Your instructions: Would you copy out the whole listing exactly as given?

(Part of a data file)
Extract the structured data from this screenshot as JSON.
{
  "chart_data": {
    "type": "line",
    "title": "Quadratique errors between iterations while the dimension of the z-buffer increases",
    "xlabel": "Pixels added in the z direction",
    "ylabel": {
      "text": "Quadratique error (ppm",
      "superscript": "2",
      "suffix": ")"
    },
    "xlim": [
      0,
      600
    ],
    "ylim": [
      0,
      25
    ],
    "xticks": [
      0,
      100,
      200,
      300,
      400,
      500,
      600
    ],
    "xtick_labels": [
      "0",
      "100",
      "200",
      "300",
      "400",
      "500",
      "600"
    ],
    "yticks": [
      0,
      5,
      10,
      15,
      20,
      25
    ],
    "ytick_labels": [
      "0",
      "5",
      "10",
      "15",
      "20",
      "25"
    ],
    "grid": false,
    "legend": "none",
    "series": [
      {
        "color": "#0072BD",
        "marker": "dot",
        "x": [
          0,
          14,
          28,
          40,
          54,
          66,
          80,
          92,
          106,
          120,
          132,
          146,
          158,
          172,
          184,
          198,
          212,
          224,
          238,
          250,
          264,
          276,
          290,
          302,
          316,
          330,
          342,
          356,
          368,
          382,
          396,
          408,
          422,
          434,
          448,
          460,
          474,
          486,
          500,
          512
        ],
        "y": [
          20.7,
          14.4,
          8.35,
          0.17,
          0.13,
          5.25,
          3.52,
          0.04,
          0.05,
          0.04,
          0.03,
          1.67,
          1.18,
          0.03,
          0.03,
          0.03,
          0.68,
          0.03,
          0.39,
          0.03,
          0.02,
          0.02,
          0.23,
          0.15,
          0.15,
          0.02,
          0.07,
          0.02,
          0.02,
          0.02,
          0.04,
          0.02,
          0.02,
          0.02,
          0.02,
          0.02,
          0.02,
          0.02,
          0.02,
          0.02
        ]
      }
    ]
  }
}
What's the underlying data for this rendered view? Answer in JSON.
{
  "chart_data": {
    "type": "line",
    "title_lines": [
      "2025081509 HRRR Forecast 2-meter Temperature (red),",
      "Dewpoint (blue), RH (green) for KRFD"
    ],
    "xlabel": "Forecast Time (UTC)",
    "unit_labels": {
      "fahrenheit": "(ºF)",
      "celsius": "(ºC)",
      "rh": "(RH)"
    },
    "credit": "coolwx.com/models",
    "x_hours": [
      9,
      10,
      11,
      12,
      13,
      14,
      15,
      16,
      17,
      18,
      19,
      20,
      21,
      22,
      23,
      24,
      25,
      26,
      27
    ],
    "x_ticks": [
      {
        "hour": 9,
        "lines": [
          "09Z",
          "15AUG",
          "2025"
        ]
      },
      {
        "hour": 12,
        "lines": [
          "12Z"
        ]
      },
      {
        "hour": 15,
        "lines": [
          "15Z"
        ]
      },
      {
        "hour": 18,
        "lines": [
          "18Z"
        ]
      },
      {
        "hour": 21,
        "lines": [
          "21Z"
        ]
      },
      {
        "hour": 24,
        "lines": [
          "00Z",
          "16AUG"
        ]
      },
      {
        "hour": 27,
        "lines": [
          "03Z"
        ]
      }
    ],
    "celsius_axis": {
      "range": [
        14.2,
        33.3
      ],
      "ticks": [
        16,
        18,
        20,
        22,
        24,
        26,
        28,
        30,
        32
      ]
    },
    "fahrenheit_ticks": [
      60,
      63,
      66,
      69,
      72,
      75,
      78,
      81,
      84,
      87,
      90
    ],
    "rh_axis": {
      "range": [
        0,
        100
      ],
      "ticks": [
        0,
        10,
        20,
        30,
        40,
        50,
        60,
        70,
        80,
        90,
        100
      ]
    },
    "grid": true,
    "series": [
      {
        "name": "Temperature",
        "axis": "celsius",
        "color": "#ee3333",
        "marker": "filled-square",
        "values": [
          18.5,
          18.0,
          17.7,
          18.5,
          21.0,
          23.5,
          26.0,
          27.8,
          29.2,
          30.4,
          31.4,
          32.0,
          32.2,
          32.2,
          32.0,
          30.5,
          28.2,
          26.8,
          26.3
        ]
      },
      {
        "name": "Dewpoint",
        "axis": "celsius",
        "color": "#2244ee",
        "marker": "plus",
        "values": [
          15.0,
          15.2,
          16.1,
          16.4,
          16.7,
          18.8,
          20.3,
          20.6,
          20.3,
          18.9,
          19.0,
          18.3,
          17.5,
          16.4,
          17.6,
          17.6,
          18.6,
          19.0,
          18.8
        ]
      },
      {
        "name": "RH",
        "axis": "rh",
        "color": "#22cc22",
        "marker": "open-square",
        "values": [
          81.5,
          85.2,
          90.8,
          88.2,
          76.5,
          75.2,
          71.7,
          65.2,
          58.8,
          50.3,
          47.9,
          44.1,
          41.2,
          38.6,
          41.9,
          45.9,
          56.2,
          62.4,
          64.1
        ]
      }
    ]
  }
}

The solution:
Extract the structured data from this screenshot as JSON.
{
  "chart_data": {
    "type": "line",
    "title": "Quadratique errors between iterations while the dimension of the z-buffer increases",
    "xlabel": "Pixels added in the z direction",
    "ylabel": {
      "text": "Quadratique error (ppm",
      "superscript": "2",
      "suffix": ")"
    },
    "xlim": [
      0,
      600
    ],
    "ylim": [
      0,
      25
    ],
    "xticks": [
      0,
      100,
      200,
      300,
      400,
      500,
      600
    ],
    "xtick_labels": [
      "0",
      "100",
      "200",
      "300",
      "400",
      "500",
      "600"
    ],
    "yticks": [
      0,
      5,
      10,
      15,
      20,
      25
    ],
    "ytick_labels": [
      "0",
      "5",
      "10",
      "15",
      "20",
      "25"
    ],
    "grid": false,
    "legend": "none",
    "series": [
      {
        "color": "#0072BD",
        "marker": "dot",
        "x": [
          0,
          14,
          28,
          40,
          54,
          66,
          80,
          92,
          106,
          120,
          132,
          146,
          158,
          172,
          184,
          198,
          212,
          224,
          238,
          250,
          264,
          276,
          290,
          302,
          316,
          330,
          342,
          356,
          368,
          382,
          396,
          408,
          422,
          434,
          448,
          460,
          474,
          486,
          500,
          512
        ],
        "y": [
          20.7,
          14.4,
          8.35,
          0.17,
          0.13,
          5.25,
          3.52,
          0.04,
          0.05,
          0.04,
          0.03,
          1.67,
          1.18,
          0.03,
          0.03,
          0.03,
          0.68,
          0.03,
          0.39,
          0.03,
          0.02,
          0.02,
          0.23,
          0.15,
          0.15,
          0.02,
          0.07,
          0.02,
          0.02,
          0.02,
          0.04,
          0.02,
          0.02,
          0.02,
          0.02,
          0.02,
          0.02,
          0.02,
          0.02,
          0.02
        ]
      }
    ]
  }
}
What's the underlying data for this rendered view? Answer in JSON.
{
  "chart_data": {
    "type": "line",
    "title_lines": [
      "2025081509 HRRR Forecast 2-meter Temperature (red),",
      "Dewpoint (blue), RH (green) for KRFD"
    ],
    "xlabel": "Forecast Time (UTC)",
    "unit_labels": {
      "fahrenheit": "(ºF)",
      "celsius": "(ºC)",
      "rh": "(RH)"
    },
    "credit": "coolwx.com/models",
    "x_hours": [
      9,
      10,
      11,
      12,
      13,
      14,
      15,
      16,
      17,
      18,
      19,
      20,
      21,
      22,
      23,
      24,
      25,
      26,
      27
    ],
    "x_ticks": [
      {
        "hour": 9,
        "lines": [
          "09Z",
          "15AUG",
          "2025"
        ]
      },
      {
        "hour": 12,
        "lines": [
          "12Z"
        ]
      },
      {
        "hour": 15,
        "lines": [
          "15Z"
        ]
      },
      {
        "hour": 18,
        "lines": [
          "18Z"
        ]
      },
      {
        "hour": 21,
        "lines": [
          "21Z"
        ]
      },
      {
        "hour": 24,
        "lines": [
          "00Z",
          "16AUG"
        ]
      },
      {
        "hour": 27,
        "lines": [
          "03Z"
        ]
      }
    ],
    "celsius_axis": {
      "range": [
        14.2,
        33.3
      ],
      "ticks": [
        16,
        18,
        20,
        22,
        24,
        26,
        28,
        30,
        32
      ]
    },
    "fahrenheit_ticks": [
      60,
      63,
      66,
      69,
      72,
      75,
      78,
      81,
      84,
      87,
      90
    ],
    "rh_axis": {
      "range": [
        0,
        100
      ],
      "ticks": [
        0,
        10,
        20,
        30,
        40,
        50,
        60,
        70,
        80,
        90,
        100
      ]
    },
    "grid": true,
    "series": [
      {
        "name": "Temperature",
        "axis": "celsius",
        "color": "#ee3333",
        "marker": "filled-square",
        "values": [
          18.5,
          18.0,
          17.7,
          18.5,
          21.0,
          23.5,
          26.0,
          27.8,
          29.2,
          30.4,
          31.4,
          32.0,
          32.2,
          32.2,
          32.0,
          30.5,
          28.2,
          26.8,
          26.3
        ]
      },
      {
        "name": "Dewpoint",
        "axis": "celsius",
        "color": "#2244ee",
        "marker": "plus",
        "values": [
          15.0,
          15.2,
          16.1,
          16.4,
          16.7,
          18.8,
          20.3,
          20.6,
          20.3,
          18.9,
          19.0,
          18.3,
          17.5,
          16.4,
          17.6,
          17.6,
          18.6,
          19.0,
          18.8
        ]
      },
      {
        "name": "RH",
        "axis": "rh",
        "color": "#22cc22",
        "marker": "open-square",
        "values": [
          81.5,
          85.2,
          90.8,
          88.2,
          76.5,
          75.2,
          71.7,
          65.2,
          58.8,
          50.3,
          47.9,
          44.1,
          41.2,
          38.6,
          41.9,
          45.9,
          56.2,
          62.4,
          64.1
        ]
      }
    ]
  }
}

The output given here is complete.